SUPPLIED MATERIAL:
============

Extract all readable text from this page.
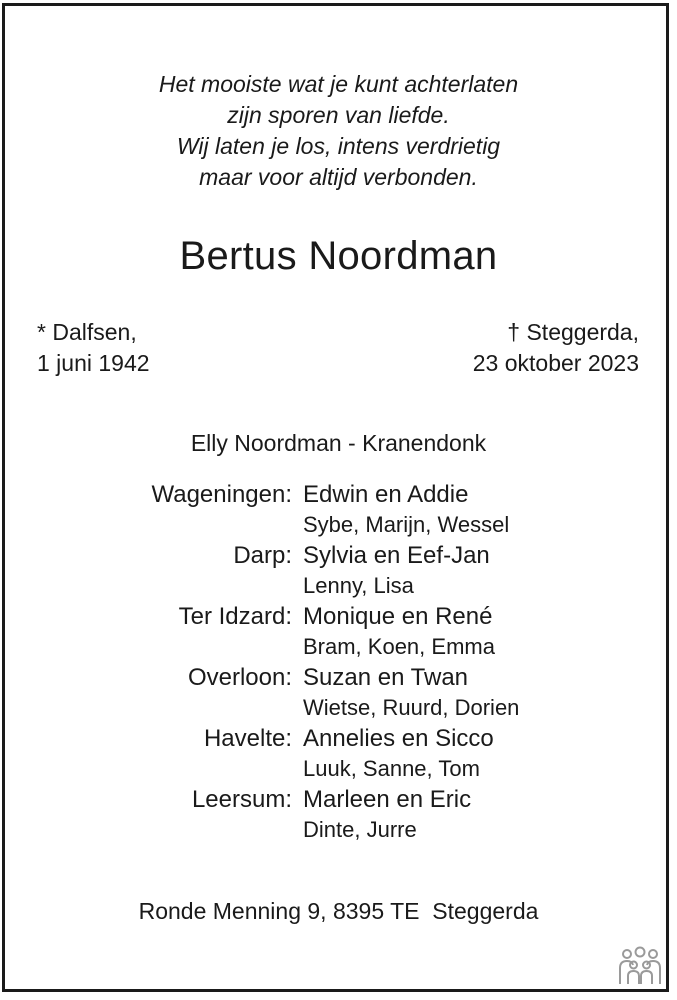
Het mooiste wat je kunt achterlaten
zijn sporen van liefde.
Wij laten je los, intens verdrietig
maar voor altijd verbonden.
Bertus Noordman
* Dalfsen,
1 juni 1942
† Steggerda,
23 oktober 2023
Elly Noordman - Kranendonk
Wageningen: Edwin en Addie
Sybe, Marijn, Wessel
Darp: Sylvia en Eef-Jan
Lenny, Lisa
Ter Idzard: Monique en René
Bram, Koen, Emma
Overloon: Suzan en Twan
Wietse, Ruurd, Dorien
Havelte: Annelies en Sicco
Luuk, Sanne, Tom
Leersum: Marleen en Eric
Dinte, Jurre
Ronde Menning 9, 8395 TE  Steggerda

============

THE EXERCISE: Find the lines of the material that hold the word "Steggerda" and report their count alone.

WRITTEN RESPONSE: 2